Track down each line that has the word "Close" and copy it.

--- BEGIN MATERIAL PROVIDED ---

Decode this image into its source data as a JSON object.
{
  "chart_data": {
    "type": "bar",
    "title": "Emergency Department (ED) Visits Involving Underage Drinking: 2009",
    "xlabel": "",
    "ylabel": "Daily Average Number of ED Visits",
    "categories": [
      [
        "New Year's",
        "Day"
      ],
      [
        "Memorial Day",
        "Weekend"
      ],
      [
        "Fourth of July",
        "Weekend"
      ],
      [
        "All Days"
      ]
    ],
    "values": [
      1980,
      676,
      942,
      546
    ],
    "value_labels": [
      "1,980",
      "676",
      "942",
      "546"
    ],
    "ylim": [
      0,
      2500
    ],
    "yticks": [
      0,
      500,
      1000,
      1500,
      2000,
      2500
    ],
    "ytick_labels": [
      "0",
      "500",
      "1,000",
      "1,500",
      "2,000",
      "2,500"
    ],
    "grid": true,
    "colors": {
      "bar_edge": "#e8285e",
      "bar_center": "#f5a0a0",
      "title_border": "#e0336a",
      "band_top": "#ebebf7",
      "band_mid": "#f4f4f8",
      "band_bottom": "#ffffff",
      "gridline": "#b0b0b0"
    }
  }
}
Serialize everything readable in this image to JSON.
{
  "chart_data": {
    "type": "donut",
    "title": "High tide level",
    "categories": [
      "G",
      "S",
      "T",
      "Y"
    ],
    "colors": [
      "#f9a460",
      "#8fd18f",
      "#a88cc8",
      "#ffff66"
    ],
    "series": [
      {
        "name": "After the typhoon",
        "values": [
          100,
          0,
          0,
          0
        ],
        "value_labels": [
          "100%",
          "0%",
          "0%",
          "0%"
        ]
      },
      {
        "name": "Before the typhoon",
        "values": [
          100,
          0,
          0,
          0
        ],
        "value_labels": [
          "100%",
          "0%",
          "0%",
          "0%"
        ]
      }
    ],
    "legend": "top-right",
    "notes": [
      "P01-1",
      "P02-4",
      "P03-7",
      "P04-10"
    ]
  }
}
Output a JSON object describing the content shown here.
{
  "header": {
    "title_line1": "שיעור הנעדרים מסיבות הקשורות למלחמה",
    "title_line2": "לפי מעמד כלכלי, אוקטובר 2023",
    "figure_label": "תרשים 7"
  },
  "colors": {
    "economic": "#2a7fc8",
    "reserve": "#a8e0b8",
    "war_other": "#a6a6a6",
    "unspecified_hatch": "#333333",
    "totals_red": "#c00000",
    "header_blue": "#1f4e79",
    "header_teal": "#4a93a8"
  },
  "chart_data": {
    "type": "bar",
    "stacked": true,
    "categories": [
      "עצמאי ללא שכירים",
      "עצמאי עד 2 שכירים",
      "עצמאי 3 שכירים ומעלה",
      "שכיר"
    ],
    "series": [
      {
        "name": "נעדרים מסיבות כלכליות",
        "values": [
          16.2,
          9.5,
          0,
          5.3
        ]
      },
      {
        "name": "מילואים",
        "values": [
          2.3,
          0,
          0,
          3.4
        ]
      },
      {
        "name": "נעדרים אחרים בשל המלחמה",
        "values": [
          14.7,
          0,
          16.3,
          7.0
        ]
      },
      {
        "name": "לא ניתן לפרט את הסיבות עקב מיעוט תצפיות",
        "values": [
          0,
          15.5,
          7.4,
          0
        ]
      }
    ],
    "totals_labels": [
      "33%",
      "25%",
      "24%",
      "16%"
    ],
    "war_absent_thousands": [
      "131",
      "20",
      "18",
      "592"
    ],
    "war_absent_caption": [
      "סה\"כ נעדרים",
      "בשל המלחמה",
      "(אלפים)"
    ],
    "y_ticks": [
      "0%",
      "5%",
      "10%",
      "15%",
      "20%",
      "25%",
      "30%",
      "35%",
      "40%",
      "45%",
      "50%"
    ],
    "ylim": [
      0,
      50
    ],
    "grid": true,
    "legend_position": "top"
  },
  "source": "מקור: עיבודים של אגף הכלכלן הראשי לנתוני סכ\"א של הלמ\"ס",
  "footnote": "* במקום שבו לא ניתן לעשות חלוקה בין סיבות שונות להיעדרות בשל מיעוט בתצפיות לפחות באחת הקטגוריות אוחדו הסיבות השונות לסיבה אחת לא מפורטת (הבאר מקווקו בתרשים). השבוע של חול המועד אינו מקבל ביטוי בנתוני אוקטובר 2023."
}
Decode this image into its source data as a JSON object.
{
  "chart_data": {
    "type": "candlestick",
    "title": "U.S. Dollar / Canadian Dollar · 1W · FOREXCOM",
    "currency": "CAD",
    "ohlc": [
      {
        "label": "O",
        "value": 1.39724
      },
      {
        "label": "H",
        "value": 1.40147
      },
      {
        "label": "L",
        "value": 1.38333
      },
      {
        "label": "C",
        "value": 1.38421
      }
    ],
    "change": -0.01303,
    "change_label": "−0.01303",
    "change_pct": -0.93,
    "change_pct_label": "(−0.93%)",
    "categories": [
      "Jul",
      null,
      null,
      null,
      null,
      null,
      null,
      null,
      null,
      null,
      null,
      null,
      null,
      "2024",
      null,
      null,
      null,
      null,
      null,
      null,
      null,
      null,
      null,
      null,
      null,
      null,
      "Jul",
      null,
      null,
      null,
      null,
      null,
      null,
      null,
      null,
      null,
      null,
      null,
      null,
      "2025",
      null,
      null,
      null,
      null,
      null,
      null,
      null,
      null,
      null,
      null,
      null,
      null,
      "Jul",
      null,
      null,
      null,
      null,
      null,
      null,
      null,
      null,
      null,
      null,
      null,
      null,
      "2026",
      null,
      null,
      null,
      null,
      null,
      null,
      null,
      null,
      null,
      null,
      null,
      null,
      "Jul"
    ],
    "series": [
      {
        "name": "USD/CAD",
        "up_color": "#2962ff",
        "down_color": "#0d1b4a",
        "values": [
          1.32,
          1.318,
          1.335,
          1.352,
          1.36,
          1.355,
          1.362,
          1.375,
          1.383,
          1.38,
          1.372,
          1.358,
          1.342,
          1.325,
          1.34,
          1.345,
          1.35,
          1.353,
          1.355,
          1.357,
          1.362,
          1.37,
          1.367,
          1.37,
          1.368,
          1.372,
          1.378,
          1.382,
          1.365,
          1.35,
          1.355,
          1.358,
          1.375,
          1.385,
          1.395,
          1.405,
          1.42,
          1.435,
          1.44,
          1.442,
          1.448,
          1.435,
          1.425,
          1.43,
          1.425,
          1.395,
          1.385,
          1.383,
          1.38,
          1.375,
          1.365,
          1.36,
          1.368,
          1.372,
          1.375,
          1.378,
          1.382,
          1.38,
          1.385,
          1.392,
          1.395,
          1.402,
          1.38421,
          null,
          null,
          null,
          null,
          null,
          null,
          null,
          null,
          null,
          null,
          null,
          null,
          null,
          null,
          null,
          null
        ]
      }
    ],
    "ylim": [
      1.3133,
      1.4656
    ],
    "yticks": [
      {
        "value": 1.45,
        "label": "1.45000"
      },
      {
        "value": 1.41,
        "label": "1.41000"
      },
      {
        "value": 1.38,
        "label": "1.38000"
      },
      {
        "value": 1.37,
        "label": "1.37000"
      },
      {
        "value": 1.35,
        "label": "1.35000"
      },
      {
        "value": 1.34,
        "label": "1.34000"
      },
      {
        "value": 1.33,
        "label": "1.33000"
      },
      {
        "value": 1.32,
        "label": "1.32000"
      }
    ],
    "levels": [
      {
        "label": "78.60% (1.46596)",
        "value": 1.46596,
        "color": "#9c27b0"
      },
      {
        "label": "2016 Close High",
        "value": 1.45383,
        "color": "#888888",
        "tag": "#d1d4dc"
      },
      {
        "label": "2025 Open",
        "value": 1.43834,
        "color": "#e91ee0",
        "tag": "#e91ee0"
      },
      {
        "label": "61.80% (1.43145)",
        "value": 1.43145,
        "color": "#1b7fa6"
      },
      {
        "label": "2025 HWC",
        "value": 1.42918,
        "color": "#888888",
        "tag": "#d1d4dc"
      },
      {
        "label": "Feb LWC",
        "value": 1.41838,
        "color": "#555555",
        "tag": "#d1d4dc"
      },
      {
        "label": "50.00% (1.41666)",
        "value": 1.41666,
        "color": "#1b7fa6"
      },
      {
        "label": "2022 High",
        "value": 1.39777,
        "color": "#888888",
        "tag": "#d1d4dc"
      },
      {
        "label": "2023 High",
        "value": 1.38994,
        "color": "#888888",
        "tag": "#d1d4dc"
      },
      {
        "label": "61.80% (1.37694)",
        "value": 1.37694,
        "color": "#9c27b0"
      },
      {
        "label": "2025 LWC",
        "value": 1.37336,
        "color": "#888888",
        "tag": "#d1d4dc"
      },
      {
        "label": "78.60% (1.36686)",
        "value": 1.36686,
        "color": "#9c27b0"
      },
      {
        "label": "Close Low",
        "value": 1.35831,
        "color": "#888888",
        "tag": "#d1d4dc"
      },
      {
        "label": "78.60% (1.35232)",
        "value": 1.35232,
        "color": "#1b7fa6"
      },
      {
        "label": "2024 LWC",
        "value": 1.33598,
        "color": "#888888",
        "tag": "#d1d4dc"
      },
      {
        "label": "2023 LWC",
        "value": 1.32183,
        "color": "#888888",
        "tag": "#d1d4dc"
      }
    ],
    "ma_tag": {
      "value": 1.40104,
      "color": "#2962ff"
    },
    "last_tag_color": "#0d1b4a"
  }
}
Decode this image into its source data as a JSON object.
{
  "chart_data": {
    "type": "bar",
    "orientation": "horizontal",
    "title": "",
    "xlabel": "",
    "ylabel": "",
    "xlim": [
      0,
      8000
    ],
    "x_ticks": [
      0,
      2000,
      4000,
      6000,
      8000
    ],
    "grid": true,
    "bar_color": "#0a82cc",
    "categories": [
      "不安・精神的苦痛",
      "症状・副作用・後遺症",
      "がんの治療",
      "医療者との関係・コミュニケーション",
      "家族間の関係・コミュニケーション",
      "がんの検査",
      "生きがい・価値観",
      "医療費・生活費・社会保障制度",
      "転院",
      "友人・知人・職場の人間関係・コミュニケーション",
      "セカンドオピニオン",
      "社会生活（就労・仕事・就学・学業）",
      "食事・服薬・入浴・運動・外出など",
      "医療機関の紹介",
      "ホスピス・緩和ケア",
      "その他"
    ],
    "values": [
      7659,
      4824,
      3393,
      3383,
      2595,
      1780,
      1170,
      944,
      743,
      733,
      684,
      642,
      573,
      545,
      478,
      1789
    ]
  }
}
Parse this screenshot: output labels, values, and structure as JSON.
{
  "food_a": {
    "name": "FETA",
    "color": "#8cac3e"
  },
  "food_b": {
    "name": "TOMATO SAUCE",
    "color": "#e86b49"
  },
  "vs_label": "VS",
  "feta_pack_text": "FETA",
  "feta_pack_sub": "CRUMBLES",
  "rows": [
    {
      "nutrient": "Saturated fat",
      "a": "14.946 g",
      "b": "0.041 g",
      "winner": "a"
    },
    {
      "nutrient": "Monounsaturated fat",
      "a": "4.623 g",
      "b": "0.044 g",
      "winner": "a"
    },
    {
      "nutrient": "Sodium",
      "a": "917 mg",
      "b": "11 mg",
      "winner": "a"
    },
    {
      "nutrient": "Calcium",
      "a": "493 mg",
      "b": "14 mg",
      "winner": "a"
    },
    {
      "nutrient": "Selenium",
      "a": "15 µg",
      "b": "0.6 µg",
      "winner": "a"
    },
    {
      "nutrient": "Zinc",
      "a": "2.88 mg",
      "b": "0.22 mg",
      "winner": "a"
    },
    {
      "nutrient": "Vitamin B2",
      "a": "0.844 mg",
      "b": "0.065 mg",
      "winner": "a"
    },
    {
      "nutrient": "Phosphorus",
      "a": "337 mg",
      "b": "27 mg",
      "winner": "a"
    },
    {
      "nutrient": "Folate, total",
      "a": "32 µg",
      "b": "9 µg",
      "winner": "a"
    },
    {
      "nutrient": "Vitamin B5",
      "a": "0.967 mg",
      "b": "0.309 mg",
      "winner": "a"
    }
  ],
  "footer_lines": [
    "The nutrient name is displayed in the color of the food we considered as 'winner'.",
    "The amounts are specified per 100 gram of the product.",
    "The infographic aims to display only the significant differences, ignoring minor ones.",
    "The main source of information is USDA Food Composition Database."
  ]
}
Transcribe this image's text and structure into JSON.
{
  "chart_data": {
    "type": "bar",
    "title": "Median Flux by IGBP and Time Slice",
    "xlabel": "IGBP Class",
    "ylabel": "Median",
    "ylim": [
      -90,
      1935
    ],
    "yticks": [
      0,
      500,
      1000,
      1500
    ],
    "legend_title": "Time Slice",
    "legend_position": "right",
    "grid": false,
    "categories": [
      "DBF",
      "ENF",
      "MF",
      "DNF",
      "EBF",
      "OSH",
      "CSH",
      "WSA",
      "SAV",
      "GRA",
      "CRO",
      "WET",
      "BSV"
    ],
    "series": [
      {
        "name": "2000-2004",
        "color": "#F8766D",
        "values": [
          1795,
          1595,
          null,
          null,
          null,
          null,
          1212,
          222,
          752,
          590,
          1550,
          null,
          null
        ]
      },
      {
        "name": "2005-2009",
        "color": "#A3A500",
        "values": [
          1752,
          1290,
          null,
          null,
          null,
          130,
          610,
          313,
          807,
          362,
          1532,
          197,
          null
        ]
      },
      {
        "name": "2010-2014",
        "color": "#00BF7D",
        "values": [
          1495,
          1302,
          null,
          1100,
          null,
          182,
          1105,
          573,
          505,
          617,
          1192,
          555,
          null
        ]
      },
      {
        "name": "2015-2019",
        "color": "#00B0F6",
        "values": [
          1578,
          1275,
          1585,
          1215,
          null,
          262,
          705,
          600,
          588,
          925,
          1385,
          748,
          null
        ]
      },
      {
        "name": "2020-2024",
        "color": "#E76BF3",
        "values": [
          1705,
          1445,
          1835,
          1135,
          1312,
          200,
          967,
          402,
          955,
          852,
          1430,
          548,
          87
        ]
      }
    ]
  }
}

--- END MATERIAL PROVIDED ---

# OUTPUT FOR THIS EXERCISE:
        "label": "2016 Close High",
        "label": "Close Low",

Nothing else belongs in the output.